Work to be completed →
Copy out all lines that carry the word "localhost".

Task material →

┄┄┄┄┄┄┄┄┄┄

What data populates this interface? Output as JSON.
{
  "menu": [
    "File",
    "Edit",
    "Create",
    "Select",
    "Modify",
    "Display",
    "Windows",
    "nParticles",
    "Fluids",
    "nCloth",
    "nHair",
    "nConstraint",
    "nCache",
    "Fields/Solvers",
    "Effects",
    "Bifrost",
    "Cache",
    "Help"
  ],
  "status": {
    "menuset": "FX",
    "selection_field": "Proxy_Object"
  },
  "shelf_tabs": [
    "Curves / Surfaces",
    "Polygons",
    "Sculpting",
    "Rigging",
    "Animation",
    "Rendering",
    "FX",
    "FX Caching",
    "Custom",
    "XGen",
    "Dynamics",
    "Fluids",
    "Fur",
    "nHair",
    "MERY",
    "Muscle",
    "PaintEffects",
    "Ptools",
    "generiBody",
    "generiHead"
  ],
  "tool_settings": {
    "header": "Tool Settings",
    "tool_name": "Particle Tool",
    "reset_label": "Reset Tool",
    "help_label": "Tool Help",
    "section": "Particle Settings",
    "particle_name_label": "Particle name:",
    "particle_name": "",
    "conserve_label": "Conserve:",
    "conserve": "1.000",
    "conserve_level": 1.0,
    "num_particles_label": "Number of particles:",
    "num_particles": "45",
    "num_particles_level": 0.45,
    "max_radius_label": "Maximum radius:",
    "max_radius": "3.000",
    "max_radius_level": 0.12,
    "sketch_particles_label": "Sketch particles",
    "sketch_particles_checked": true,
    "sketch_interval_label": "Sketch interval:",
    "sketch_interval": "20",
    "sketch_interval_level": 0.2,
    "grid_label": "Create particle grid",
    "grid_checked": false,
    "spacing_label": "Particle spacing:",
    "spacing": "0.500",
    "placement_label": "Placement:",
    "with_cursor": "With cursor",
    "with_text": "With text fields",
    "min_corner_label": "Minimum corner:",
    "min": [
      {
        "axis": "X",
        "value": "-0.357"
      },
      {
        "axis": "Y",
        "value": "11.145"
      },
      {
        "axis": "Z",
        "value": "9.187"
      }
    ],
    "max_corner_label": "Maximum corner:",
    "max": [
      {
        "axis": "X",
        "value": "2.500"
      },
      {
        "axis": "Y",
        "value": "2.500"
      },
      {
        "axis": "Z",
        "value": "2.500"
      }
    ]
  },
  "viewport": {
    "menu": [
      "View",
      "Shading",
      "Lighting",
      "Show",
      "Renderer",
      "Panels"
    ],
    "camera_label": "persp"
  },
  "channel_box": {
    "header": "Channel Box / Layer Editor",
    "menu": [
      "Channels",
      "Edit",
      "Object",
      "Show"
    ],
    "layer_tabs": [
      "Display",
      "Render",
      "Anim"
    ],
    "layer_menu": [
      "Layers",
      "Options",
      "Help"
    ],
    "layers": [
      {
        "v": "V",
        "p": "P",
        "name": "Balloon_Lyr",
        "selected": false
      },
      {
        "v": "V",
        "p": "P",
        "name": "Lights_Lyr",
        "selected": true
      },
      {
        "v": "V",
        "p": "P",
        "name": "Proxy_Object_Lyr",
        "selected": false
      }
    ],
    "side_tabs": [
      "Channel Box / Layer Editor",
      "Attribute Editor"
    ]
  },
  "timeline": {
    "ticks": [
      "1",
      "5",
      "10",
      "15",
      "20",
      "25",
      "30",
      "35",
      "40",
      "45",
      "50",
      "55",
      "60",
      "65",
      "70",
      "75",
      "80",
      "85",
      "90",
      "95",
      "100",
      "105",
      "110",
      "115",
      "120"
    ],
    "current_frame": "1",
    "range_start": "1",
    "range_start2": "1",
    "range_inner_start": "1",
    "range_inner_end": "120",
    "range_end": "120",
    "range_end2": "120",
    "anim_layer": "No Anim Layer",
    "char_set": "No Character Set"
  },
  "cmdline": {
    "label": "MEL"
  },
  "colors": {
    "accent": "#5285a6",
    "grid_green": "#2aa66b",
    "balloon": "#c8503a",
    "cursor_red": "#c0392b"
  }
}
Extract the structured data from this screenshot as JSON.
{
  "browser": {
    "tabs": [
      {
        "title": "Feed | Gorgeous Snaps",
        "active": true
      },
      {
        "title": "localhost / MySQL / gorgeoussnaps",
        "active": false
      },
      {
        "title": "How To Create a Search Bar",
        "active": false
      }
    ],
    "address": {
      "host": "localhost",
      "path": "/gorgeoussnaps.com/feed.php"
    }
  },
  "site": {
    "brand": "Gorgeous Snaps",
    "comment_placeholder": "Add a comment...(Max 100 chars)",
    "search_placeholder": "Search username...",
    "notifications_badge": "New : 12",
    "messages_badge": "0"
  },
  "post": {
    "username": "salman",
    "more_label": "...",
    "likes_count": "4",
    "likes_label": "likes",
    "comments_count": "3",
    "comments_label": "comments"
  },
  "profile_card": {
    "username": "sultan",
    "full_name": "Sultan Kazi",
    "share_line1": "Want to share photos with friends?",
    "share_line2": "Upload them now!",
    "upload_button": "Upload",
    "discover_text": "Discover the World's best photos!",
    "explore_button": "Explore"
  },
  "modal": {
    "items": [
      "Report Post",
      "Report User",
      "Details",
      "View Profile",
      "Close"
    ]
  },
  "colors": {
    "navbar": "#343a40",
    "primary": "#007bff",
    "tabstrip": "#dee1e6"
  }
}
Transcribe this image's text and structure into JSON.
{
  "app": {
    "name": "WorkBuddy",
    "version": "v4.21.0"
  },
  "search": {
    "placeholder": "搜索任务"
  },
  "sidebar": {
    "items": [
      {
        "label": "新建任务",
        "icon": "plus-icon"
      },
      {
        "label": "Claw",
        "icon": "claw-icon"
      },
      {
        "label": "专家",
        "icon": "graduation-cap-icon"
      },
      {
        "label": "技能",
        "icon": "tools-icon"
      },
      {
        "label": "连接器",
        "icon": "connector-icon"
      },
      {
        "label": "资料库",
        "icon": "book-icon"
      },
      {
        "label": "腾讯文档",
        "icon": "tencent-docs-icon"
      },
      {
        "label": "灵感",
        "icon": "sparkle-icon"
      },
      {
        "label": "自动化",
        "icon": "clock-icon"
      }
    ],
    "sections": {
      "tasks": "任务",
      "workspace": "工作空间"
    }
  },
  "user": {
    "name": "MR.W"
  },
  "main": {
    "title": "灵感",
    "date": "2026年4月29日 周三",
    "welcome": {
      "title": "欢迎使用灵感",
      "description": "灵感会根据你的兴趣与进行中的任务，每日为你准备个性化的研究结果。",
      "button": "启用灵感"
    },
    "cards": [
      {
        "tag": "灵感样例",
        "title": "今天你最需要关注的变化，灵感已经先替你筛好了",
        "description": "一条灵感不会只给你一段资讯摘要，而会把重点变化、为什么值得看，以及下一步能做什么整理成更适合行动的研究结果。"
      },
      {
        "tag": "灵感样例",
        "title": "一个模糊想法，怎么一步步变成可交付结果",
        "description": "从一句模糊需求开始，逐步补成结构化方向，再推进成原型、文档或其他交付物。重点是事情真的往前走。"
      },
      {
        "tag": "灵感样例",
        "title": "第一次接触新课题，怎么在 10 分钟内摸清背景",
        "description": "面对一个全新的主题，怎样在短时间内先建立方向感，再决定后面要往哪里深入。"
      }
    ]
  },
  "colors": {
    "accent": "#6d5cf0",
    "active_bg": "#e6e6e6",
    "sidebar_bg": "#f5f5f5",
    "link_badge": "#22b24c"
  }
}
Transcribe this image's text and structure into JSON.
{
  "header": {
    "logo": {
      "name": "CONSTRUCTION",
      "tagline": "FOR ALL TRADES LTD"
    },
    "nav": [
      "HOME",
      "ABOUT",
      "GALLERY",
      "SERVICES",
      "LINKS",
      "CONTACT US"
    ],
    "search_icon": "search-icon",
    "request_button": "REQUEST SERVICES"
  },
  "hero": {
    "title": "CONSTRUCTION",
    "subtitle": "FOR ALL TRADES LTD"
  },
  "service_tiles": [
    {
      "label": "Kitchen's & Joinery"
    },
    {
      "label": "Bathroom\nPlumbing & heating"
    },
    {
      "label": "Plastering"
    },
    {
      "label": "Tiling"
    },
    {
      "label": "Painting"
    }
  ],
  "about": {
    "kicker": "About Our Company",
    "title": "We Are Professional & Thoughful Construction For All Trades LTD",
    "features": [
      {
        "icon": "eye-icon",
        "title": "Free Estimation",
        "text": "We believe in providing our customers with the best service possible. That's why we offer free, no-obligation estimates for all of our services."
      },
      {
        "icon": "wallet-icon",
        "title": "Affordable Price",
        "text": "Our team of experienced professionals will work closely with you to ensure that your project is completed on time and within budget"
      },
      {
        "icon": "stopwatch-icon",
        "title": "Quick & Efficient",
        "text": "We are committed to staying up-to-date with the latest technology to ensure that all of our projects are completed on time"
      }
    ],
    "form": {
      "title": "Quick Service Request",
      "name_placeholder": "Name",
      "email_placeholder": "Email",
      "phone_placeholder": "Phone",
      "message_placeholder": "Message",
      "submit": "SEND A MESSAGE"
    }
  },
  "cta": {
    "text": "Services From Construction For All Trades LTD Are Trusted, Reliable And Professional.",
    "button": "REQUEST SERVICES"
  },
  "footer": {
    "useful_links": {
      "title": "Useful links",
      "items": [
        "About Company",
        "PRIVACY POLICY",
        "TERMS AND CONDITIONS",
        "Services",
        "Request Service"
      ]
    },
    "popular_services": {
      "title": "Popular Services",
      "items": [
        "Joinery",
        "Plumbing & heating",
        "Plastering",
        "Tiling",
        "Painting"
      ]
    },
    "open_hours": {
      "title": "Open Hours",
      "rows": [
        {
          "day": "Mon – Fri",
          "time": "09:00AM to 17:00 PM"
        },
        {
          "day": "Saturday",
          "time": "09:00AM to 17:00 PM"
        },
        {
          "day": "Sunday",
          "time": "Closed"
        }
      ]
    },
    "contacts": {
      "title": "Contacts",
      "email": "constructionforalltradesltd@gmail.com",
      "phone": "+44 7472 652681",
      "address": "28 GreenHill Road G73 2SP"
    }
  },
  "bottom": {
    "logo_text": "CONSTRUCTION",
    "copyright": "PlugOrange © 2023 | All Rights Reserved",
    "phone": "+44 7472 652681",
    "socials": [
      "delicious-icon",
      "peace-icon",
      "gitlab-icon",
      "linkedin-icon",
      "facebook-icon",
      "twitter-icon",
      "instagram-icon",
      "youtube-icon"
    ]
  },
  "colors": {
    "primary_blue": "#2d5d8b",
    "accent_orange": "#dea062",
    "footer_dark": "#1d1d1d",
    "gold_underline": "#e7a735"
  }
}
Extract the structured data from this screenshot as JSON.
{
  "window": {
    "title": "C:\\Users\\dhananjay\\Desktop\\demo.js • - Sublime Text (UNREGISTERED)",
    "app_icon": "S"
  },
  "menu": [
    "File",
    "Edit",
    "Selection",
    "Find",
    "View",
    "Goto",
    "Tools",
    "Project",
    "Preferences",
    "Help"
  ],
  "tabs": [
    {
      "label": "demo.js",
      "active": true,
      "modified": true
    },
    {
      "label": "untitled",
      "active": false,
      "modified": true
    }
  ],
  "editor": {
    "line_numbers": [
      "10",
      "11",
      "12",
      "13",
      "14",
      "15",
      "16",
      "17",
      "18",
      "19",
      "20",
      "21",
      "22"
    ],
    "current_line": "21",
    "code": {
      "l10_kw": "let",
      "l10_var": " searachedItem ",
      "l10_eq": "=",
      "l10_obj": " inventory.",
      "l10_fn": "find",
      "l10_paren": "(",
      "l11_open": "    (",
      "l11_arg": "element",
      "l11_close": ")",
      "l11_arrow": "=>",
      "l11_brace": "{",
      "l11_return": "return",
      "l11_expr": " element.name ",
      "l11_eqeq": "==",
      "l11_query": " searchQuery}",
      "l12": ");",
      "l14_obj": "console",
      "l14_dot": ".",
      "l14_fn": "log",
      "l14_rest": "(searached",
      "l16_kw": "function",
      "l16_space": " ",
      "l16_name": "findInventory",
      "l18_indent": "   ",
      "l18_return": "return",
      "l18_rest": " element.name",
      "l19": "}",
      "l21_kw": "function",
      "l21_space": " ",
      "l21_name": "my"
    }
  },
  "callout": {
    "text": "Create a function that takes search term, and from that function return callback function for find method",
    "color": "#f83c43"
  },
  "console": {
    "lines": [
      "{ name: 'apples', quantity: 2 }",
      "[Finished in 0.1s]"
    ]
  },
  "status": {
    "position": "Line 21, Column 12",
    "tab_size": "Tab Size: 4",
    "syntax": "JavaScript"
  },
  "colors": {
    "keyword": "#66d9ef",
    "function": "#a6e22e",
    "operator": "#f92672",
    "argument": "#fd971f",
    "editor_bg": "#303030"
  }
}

┄┄┄┄┄┄┄┄┄┄

Finished task →
        "title": "localhost / MySQL / gorgeoussnaps",
      "host": "localhost",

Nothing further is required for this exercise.